### Stated task 1
Filter the records and copy each line that contains the string "users".

### Reading passage
........

NOW WE KNOW why the government failed to stop 9/11. Embattled FBI Director Robert Mueller told a Senate committee last week that what prevented his agency from halting the attack was its inability to issue warrant-less search orders with the profligacy of a parking ticket officer.
If only it had the currently available unfettered "national security letter" authority to run through personal information data bases without judicial oversight, Mueller suggested, the FBI would have found 9/11 terrorist Khalid al Midhar and through him the other Al Qaeda conspirators. Really?
Midhar was one of the 9/11 terrorists. When he entered the United States, the CIA knew it and knew he was an Al Qaeda terrorist. An FBI agent at the CIA knew he was in the country. Months later FBI headquarters was told, but the agents working the case never told the FBI leadership or the White House.
So what does Mueller want us to believe now, that when the CIA finally told the FBI that Midhar was in the United States that it was the bureau's difficulty in getting a warrant on a known Al Qaeda terrorist that was responsible for its failure to find him?
Might a few other factors have played a bigger role in Midhar's not getting caught? Perhaps it was the fact that the FBI agent (stationed at the CIA to ensure "information sharing") accepted the decision to deny the bureau the information that Midhar had entered the United States? Or maybe it was the later decision by FBI counter terrorism supervisors working on the Midhar case not to tell the bureau's representative on the interagency Counter-terrorism Security Group? Could it possibly be the absence of a serious nationwide manhunt for an Al Qaeda terrorist or the FBI's failure to tell the National Security Council he was in the United States? Or could it have been the bureau's inability to listen to its own agents' concerns about flight schools, when the 9/11 terrorists were here learning how to fly?

........

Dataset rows

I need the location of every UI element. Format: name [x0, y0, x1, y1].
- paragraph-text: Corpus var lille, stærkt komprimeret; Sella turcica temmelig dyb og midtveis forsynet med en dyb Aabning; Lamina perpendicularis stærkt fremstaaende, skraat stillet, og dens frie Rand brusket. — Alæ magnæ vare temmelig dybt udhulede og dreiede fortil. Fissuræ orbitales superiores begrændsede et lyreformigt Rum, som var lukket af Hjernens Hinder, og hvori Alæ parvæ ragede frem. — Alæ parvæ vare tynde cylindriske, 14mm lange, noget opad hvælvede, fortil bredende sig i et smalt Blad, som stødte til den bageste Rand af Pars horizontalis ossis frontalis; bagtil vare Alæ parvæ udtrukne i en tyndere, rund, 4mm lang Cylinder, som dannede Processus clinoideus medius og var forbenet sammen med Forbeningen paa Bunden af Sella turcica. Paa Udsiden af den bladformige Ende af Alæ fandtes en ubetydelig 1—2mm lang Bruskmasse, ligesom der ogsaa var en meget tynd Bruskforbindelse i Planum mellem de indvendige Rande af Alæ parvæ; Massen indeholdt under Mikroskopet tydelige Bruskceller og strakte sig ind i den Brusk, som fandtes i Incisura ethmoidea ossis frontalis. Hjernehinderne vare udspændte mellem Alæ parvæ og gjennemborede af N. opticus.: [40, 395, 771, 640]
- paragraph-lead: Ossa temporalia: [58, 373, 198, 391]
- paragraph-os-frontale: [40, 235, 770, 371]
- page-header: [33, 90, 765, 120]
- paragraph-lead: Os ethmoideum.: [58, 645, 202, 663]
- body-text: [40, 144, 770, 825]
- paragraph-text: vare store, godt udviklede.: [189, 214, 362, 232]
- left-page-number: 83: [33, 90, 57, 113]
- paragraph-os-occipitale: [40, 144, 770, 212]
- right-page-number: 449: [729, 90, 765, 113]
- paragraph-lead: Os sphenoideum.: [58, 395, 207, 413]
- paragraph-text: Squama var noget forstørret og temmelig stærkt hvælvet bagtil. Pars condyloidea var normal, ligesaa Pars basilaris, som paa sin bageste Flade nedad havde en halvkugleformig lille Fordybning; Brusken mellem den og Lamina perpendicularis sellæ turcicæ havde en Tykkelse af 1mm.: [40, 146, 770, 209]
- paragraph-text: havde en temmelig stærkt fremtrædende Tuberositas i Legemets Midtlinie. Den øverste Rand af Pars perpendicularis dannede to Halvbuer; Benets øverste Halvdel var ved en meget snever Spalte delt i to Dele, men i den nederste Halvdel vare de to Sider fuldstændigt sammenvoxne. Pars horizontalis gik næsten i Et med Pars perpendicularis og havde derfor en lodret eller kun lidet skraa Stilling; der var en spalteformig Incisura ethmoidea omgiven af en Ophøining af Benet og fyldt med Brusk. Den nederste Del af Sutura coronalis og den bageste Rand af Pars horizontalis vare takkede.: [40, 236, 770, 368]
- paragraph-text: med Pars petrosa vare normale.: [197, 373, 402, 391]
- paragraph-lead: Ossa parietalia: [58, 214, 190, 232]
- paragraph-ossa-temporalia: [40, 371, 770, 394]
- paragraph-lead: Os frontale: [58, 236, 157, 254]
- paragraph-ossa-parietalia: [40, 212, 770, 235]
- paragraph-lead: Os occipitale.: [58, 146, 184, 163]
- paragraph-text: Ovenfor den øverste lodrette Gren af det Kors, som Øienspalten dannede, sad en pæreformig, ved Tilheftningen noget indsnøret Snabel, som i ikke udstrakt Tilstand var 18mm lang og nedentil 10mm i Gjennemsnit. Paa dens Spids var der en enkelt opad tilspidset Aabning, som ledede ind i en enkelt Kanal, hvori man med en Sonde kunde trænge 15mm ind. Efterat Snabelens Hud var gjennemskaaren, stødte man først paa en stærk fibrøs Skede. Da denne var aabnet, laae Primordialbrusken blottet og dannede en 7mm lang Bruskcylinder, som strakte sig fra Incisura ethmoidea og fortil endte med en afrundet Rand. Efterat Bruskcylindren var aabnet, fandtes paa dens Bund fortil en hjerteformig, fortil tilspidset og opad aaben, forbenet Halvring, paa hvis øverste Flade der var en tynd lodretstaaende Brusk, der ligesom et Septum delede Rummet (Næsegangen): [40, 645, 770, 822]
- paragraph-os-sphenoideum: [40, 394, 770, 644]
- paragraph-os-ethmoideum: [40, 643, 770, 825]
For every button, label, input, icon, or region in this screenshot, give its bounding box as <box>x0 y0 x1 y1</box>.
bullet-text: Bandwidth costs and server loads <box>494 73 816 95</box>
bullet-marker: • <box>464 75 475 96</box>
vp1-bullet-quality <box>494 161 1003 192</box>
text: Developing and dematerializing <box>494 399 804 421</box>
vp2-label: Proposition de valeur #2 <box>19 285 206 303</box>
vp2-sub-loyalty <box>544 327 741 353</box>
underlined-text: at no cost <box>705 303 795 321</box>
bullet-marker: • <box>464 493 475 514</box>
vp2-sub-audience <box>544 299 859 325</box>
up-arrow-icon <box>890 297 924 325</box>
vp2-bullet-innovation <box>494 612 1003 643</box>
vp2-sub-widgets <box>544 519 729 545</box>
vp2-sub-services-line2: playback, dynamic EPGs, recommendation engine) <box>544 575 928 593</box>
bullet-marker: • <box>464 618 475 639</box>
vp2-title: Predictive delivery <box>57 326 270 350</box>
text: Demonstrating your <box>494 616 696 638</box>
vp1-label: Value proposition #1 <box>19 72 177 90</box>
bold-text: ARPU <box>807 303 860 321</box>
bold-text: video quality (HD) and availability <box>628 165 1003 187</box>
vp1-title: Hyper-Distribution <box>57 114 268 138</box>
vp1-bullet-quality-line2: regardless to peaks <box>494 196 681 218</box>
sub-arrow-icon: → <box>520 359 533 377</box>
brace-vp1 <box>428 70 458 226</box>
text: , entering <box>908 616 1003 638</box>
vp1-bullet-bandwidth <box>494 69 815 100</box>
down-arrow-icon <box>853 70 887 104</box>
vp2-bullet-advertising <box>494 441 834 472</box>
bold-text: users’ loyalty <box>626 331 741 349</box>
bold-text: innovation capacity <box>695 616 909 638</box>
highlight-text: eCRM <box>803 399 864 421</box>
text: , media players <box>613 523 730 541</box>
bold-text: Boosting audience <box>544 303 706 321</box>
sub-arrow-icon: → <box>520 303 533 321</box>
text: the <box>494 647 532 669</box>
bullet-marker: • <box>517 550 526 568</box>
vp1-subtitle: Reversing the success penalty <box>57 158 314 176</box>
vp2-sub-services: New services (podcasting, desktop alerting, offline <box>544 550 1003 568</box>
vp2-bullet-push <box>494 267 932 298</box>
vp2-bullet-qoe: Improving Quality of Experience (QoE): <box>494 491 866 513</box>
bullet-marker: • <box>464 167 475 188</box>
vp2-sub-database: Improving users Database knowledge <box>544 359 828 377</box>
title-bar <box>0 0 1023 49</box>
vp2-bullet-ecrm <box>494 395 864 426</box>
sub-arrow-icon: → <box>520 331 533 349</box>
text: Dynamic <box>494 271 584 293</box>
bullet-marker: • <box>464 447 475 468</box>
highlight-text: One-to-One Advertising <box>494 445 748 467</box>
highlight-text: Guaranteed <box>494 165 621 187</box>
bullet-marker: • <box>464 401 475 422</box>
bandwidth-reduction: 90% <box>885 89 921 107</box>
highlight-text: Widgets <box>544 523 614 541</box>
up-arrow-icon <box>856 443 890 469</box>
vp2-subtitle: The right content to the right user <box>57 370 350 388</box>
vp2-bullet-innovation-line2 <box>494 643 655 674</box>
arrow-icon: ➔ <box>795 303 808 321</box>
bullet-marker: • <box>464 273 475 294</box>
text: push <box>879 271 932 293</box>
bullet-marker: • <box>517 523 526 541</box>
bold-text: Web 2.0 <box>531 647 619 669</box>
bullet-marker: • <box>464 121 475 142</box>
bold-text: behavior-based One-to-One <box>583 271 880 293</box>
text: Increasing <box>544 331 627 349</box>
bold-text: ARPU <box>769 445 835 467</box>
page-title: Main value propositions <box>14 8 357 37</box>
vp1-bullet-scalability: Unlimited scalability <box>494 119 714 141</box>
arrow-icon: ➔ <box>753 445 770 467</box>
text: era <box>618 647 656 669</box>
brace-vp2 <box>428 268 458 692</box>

........

### Stated task 2
According to the opinion piece on the FBI and 9/11, what reason did Mueller give for the agency's failure to stop the attack? Answer in one to three sentences.

### Expected output 1
bold-text: users’ loyalty <box>626 331 741 349</box>
vp2-sub-database: Improving users Database knowledge <box>544 359 828 377</box>

### Expected output 2
Mueller told a Senate committee that the FBI was kept from halting the attack by its inability to issue warrant-less search orders. He suggested that if it had had the "national security letter" authority now available, which allows searches of personal information databases without judicial oversight, the FBI would have found Khalid al Midhar and, through him, the other Al Qaeda conspirators.